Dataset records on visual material
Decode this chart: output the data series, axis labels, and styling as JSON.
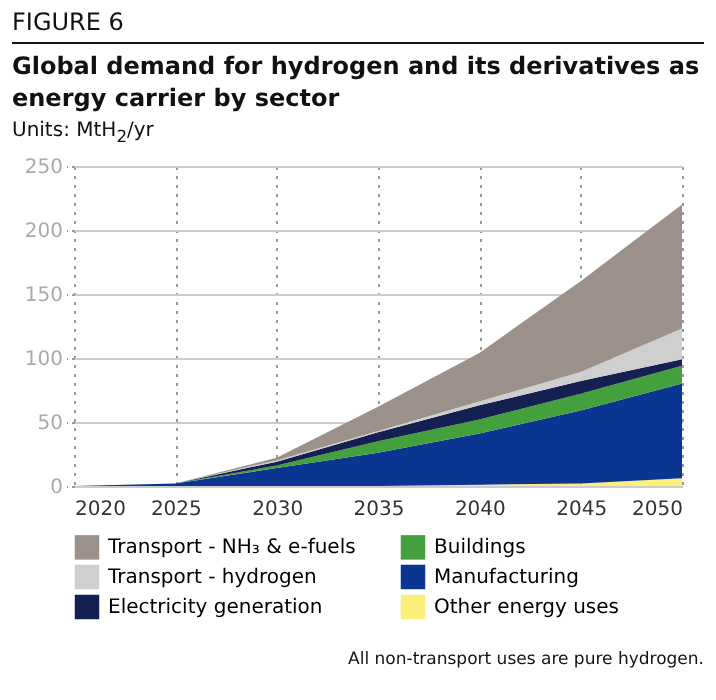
{
  "chart_data": {
    "type": "area",
    "stacked": true,
    "subtitle": "FIGURE 6",
    "title": "Global demand for hydrogen and its derivatives as energy carrier by sector",
    "ylabel": "Units: MtH$_{2}$/yr",
    "x": [
      2020,
      2025,
      2030,
      2035,
      2040,
      2045,
      2050
    ],
    "xlim": [
      2020,
      2050
    ],
    "xticks": [
      2020,
      2025,
      2030,
      2035,
      2040,
      2045,
      2050
    ],
    "ylim": [
      0,
      250
    ],
    "yticks": [
      0,
      50,
      100,
      150,
      200,
      250
    ],
    "grid": true,
    "legend": "bottom",
    "series": [
      {
        "name": "Other energy uses",
        "color": "#fdf07a",
        "values": [
          0,
          0,
          0,
          0,
          1,
          2,
          6
        ]
      },
      {
        "name": "Manufacturing",
        "color": "#0a3591",
        "values": [
          0,
          2,
          14,
          26,
          40,
          57,
          74
        ]
      },
      {
        "name": "Buildings",
        "color": "#43a03c",
        "values": [
          0,
          0,
          2,
          9,
          11,
          13,
          14
        ]
      },
      {
        "name": "Electricity generation",
        "color": "#14204f",
        "values": [
          0,
          0,
          3,
          7,
          11,
          10,
          5
        ]
      },
      {
        "name": "Transport - hydrogen",
        "color": "#d0cfcf",
        "values": [
          0,
          0,
          1,
          1,
          3,
          7,
          24
        ]
      },
      {
        "name": "Transport - NH₃ & e-fuels",
        "color": "#9b918a",
        "values": [
          0,
          0,
          2,
          19,
          38,
          71,
          97
        ]
      }
    ],
    "annotations": [
      "All non-transport uses are pure hydrogen."
    ]
  }
}
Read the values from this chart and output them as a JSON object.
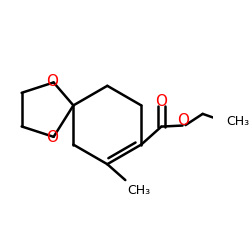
{
  "bg_color": "#ffffff",
  "bond_color": "#000000",
  "o_color": "#ff0000",
  "line_width": 1.8,
  "font_size_o": 11,
  "font_size_ch3": 9,
  "xlim": [
    0.0,
    1.0
  ],
  "ylim": [
    0.15,
    0.85
  ],
  "figsize": [
    2.5,
    2.5
  ],
  "dpi": 100
}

DIRECTIVE —
Without the pictures, write out every entry precisely as it appears.

SOLUTION BELOW —
Decode this chart: output the data series, axis labels, and styling as JSON.
{
  "chart_data": {
    "type": "area",
    "stacked": true,
    "subtitle": "FIGURE 6",
    "title": "Global demand for hydrogen and its derivatives as energy carrier by sector",
    "ylabel": "Units: MtH$_{2}$/yr",
    "x": [
      2020,
      2025,
      2030,
      2035,
      2040,
      2045,
      2050
    ],
    "xlim": [
      2020,
      2050
    ],
    "xticks": [
      2020,
      2025,
      2030,
      2035,
      2040,
      2045,
      2050
    ],
    "ylim": [
      0,
      250
    ],
    "yticks": [
      0,
      50,
      100,
      150,
      200,
      250
    ],
    "grid": true,
    "legend": "bottom",
    "series": [
      {
        "name": "Other energy uses",
        "color": "#fdf07a",
        "values": [
          0,
          0,
          0,
          0,
          1,
          2,
          6
        ]
      },
      {
        "name": "Manufacturing",
        "color": "#0a3591",
        "values": [
          0,
          2,
          14,
          26,
          40,
          57,
          74
        ]
      },
      {
        "name": "Buildings",
        "color": "#43a03c",
        "values": [
          0,
          0,
          2,
          9,
          11,
          13,
          14
        ]
      },
      {
        "name": "Electricity generation",
        "color": "#14204f",
        "values": [
          0,
          0,
          3,
          7,
          11,
          10,
          5
        ]
      },
      {
        "name": "Transport - hydrogen",
        "color": "#d0cfcf",
        "values": [
          0,
          0,
          1,
          1,
          3,
          7,
          24
        ]
      },
      {
        "name": "Transport - NH₃ & e-fuels",
        "color": "#9b918a",
        "values": [
          0,
          0,
          2,
          19,
          38,
          71,
          97
        ]
      }
    ],
    "annotations": [
      "All non-transport uses are pure hydrogen."
    ]
  }
}
Read the values from this chart and output them as a JSON object.
{
  "bg_color": "#ffffff",
  "bond_color": "#000000",
  "o_color": "#ff0000",
  "line_width": 1.8,
  "font_size_o": 11,
  "font_size_ch3": 9,
  "xlim": [
    0.0,
    1.0
  ],
  "ylim": [
    0.15,
    0.85
  ],
  "figsize": [
    2.5,
    2.5
  ],
  "dpi": 100
}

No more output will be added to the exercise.